[Stored data entries]
----

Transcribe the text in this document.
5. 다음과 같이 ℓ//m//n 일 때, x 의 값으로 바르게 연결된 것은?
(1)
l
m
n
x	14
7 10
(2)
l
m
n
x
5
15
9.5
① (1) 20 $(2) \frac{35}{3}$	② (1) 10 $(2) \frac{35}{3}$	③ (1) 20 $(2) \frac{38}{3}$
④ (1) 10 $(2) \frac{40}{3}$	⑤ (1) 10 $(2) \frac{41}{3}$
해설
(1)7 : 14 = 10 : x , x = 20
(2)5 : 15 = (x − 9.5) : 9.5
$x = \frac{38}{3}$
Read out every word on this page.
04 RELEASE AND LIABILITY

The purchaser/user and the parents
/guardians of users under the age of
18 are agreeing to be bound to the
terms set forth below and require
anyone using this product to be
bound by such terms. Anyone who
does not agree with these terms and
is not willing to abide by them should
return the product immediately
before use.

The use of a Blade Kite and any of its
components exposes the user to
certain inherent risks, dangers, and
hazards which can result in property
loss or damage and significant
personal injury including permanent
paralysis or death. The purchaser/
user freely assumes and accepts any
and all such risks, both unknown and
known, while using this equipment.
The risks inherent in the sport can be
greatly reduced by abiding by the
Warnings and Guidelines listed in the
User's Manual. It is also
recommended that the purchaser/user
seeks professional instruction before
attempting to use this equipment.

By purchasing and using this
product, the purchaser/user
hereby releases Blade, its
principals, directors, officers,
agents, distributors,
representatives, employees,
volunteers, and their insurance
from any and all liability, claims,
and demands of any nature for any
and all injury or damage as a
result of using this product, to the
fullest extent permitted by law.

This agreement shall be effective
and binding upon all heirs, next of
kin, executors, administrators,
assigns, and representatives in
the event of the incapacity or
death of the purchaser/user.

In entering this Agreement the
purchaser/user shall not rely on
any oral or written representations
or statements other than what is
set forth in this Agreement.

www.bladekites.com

----

YOUR OBJECTIVE: Determine how many lines in the listing above hold the word "forth", answering with the number only.

RESULT OF THIS EXERCISE: 2